Requirement »
Show every line where "text" occurs.

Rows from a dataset
start

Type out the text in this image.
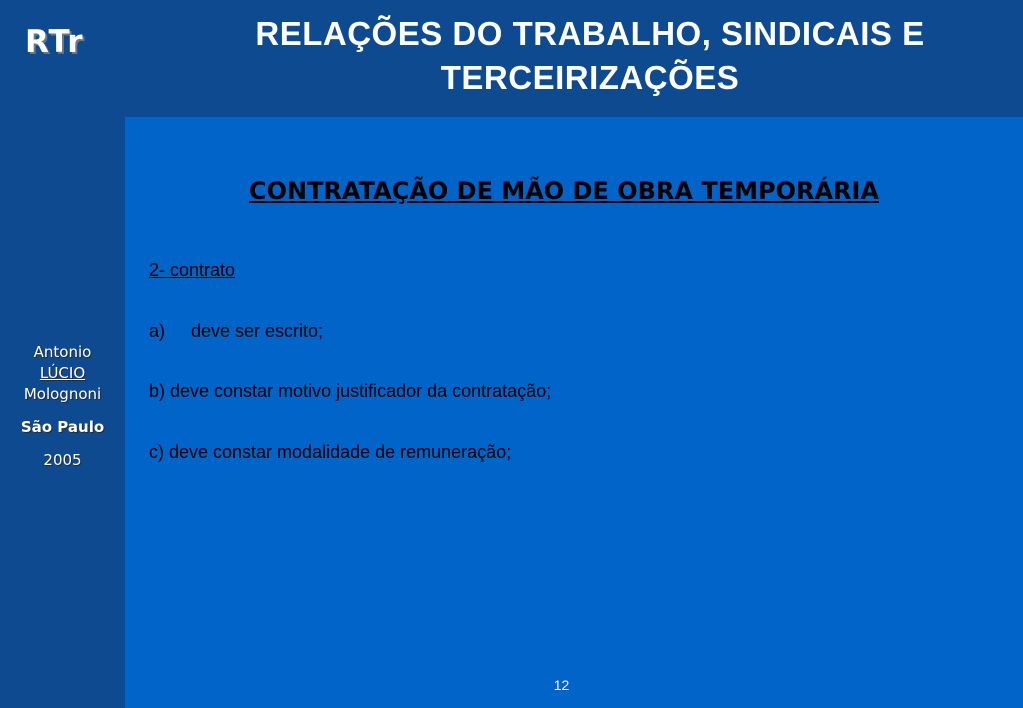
RTr
Antonio
LÚCIO
Molognoni
São Paulo
2005
RELAÇÕES DO TRABALHO, SINDICAIS E
TERCEIRIZAÇÕES
CONTRATAÇÃO DE MÃO DE OBRA TEMPORÁRIA
2- contrato
a) deve ser escrito;
b) deve constar motivo justificador da contratação;
c) deve constar modalidade de remuneração;
12
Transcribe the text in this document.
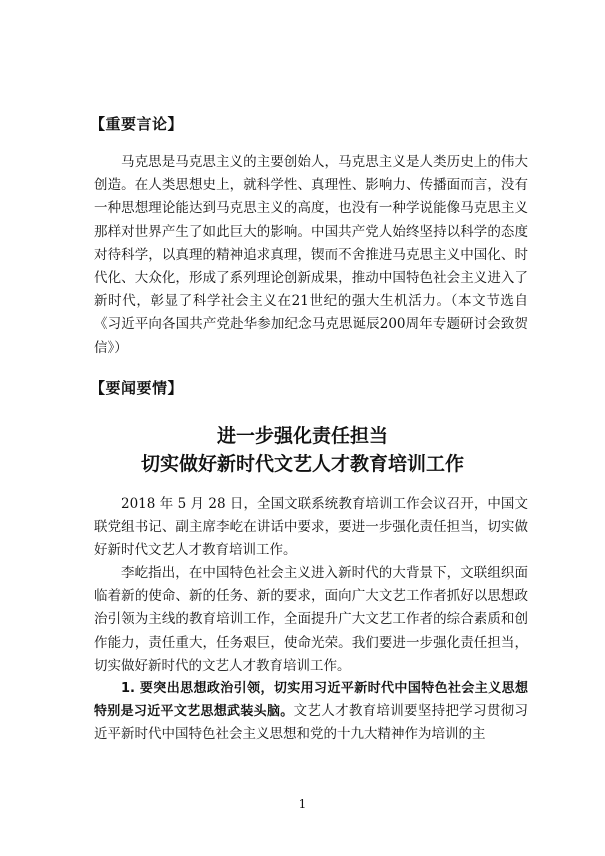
【重要言论】

马克思是马克思主义的主要创始人，马克思主义是人类历史上的伟大创造。在人类思想史上，就科学性、真理性、影响力、传播面而言，没有一种思想理论能达到马克思主义的高度，也没有一种学说能像马克思主义那样对世界产生了如此巨大的影响。中国共产党人始终坚持以科学的态度对待科学，以真理的精神追求真理，锲而不舍推进马克思主义中国化、时代化、大众化，形成了系列理论创新成果，推动中国特色社会主义进入了新时代，彰显了科学社会主义在21世纪的强大生机活力。（本文节选自《习近平向各国共产党赴华参加纪念马克思诞辰200周年专题研讨会致贺信》）

【要闻要情】

进一步强化责任担当

切实做好新时代文艺人才教育培训工作

2018 年 5 月 28 日，全国文联系统教育培训工作会议召开，中国文联党组书记、副主席李屹在讲话中要求，要进一步强化责任担当，切实做好新时代文艺人才教育培训工作。

李屹指出，在中国特色社会主义进入新时代的大背景下，文联组织面临着新的使命、新的任务、新的要求，面向广大文艺工作者抓好以思想政治引领为主线的教育培训工作，全面提升广大文艺工作者的综合素质和创作能力，责任重大，任务艰巨，使命光荣。我们要进一步强化责任担当，切实做好新时代的文艺人才教育培训工作。

1. 要突出思想政治引领，切实用习近平新时代中国特色社会主义思想特别是习近平文艺思想武装头脑。文艺人才教育培训要坚持把学习贯彻习近平新时代中国特色社会主义思想和党的十九大精神作为培训的主

1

end

Response for this exercise »
Type out the text in this image.
Transcribe the text in this document.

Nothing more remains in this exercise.